• Stated problem:
Pick every line from the data that holds the word "with".

(Stored entries)
- - - - - - -

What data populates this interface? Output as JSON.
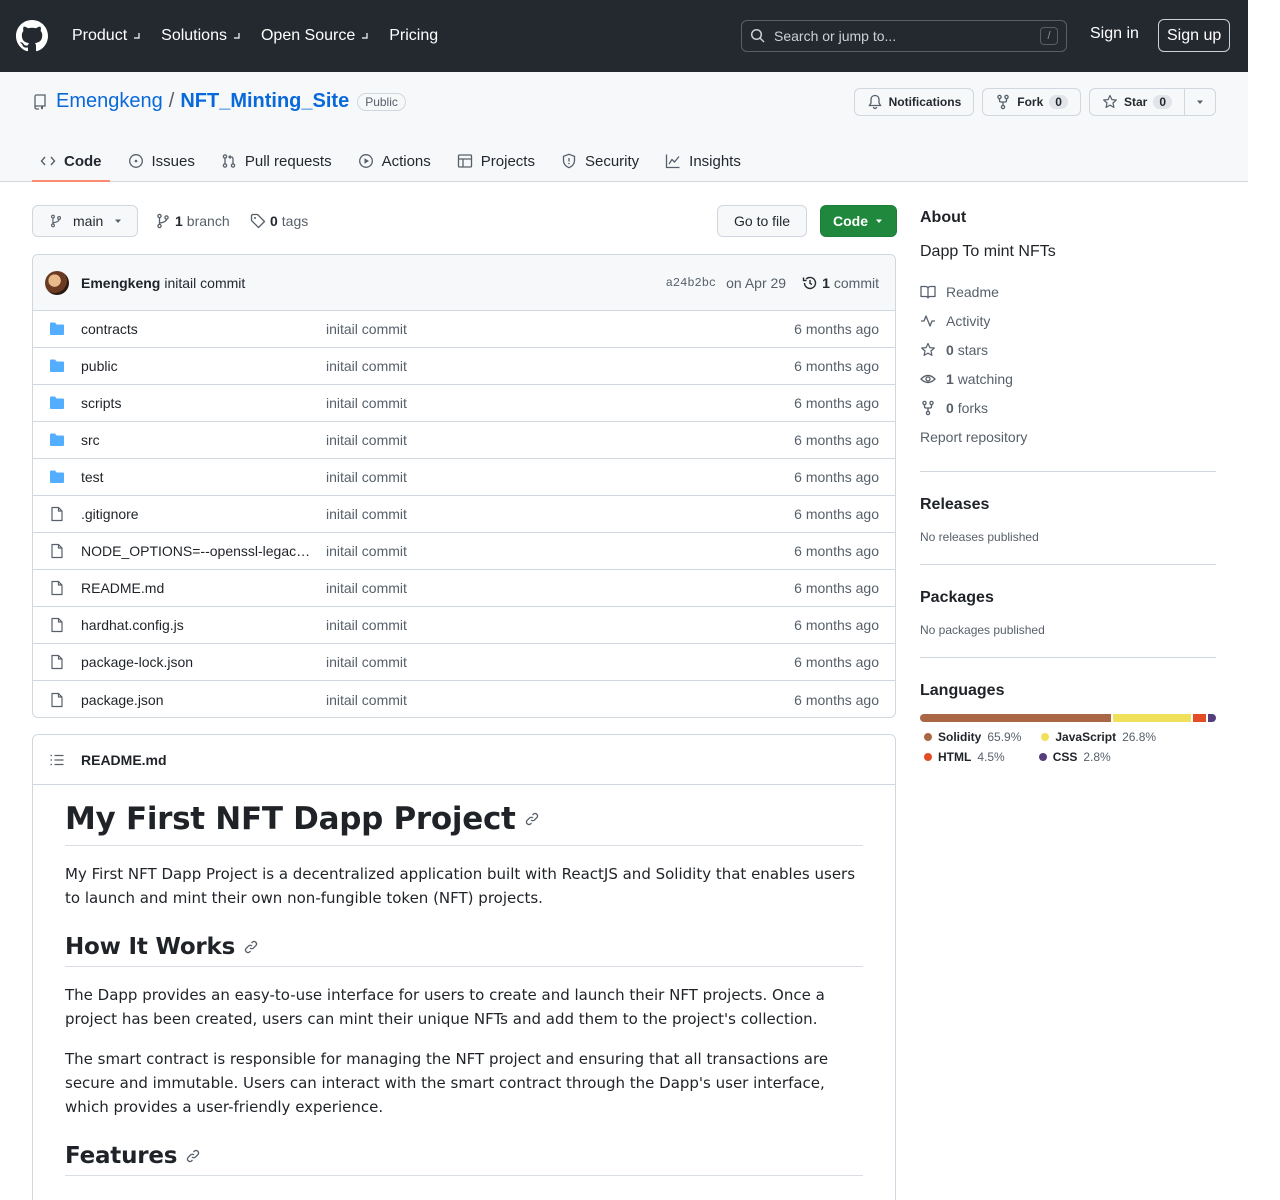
{
  "header": {
    "nav": [
      "Product",
      "Solutions",
      "Open Source",
      "Pricing"
    ],
    "search_placeholder": "Search or jump to...",
    "search_kbd": "/",
    "sign_in": "Sign in",
    "sign_up": "Sign up"
  },
  "repo": {
    "owner": "Emengkeng",
    "slash": "/",
    "name": "NFT_Minting_Site",
    "visibility": "Public",
    "notifications_label": "Notifications",
    "fork_label": "Fork",
    "fork_count": "0",
    "star_label": "Star",
    "star_count": "0"
  },
  "tabs": [
    "Code",
    "Issues",
    "Pull requests",
    "Actions",
    "Projects",
    "Security",
    "Insights"
  ],
  "branchbar": {
    "branch": "main",
    "branch_count": "1",
    "branch_label": "branch",
    "tag_count": "0",
    "tag_label": "tags",
    "go_to_file": "Go to file",
    "code_label": "Code"
  },
  "commit": {
    "author": "Emengkeng",
    "message": "initail commit",
    "sha": "a24b2bc",
    "date": "on Apr 29",
    "count": "1",
    "count_label": "commit"
  },
  "files": [
    {
      "name": "contracts",
      "type": "dir",
      "commit": "initail commit",
      "age": "6 months ago"
    },
    {
      "name": "public",
      "type": "dir",
      "commit": "initail commit",
      "age": "6 months ago"
    },
    {
      "name": "scripts",
      "type": "dir",
      "commit": "initail commit",
      "age": "6 months ago"
    },
    {
      "name": "src",
      "type": "dir",
      "commit": "initail commit",
      "age": "6 months ago"
    },
    {
      "name": "test",
      "type": "dir",
      "commit": "initail commit",
      "age": "6 months ago"
    },
    {
      "name": ".gitignore",
      "type": "file",
      "commit": "initail commit",
      "age": "6 months ago"
    },
    {
      "name": "NODE_OPTIONS=--openssl-legacy-provider",
      "type": "file",
      "commit": "initail commit",
      "age": "6 months ago"
    },
    {
      "name": "README.md",
      "type": "file",
      "commit": "initail commit",
      "age": "6 months ago"
    },
    {
      "name": "hardhat.config.js",
      "type": "file",
      "commit": "initail commit",
      "age": "6 months ago"
    },
    {
      "name": "package-lock.json",
      "type": "file",
      "commit": "initail commit",
      "age": "6 months ago"
    },
    {
      "name": "package.json",
      "type": "file",
      "commit": "initail commit",
      "age": "6 months ago"
    }
  ],
  "readme": {
    "filename": "README.md",
    "h1": "My First NFT Dapp Project",
    "p1": "My First NFT Dapp Project is a decentralized application built with ReactJS and Solidity that enables users to launch and mint their own non-fungible token (NFT) projects.",
    "h2a": "How It Works",
    "p2": "The Dapp provides an easy-to-use interface for users to create and launch their NFT projects. Once a project has been created, users can mint their unique NFTs and add them to the project's collection.",
    "p3": "The smart contract is responsible for managing the NFT project and ensuring that all transactions are secure and immutable. Users can interact with the smart contract through the Dapp's user interface, which provides a user-friendly experience.",
    "h2b": "Features"
  },
  "about": {
    "title": "About",
    "description": "Dapp To mint NFTs",
    "readme": "Readme",
    "activity": "Activity",
    "stars_count": "0",
    "stars_label": "stars",
    "watching_count": "1",
    "watching_label": "watching",
    "forks_count": "0",
    "forks_label": "forks",
    "report": "Report repository"
  },
  "releases": {
    "title": "Releases",
    "empty": "No releases published"
  },
  "packages": {
    "title": "Packages",
    "empty": "No packages published"
  },
  "languages": {
    "title": "Languages",
    "items": [
      {
        "name": "Solidity",
        "percent": "65.9%",
        "value": 65.9,
        "color": "#AA6746"
      },
      {
        "name": "JavaScript",
        "percent": "26.8%",
        "value": 26.8,
        "color": "#f1e05a"
      },
      {
        "name": "HTML",
        "percent": "4.5%",
        "value": 4.5,
        "color": "#e34c26"
      },
      {
        "name": "CSS",
        "percent": "2.8%",
        "value": 2.8,
        "color": "#563d7c"
      }
    ]
  }
}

- - - - - - -

• Result of this task:
    "p1": "My First NFT Dapp Project is a decentralized application built with ReactJS and Solidity that enables users to launch and mint their own non-fungible token (NFT) projects.",
    "p3": "The smart contract is responsible for managing the NFT project and ensuring that all transactions are secure and immutable. Users can interact with the smart contract through the Dapp's user interface, which provides a user-friendly experience.",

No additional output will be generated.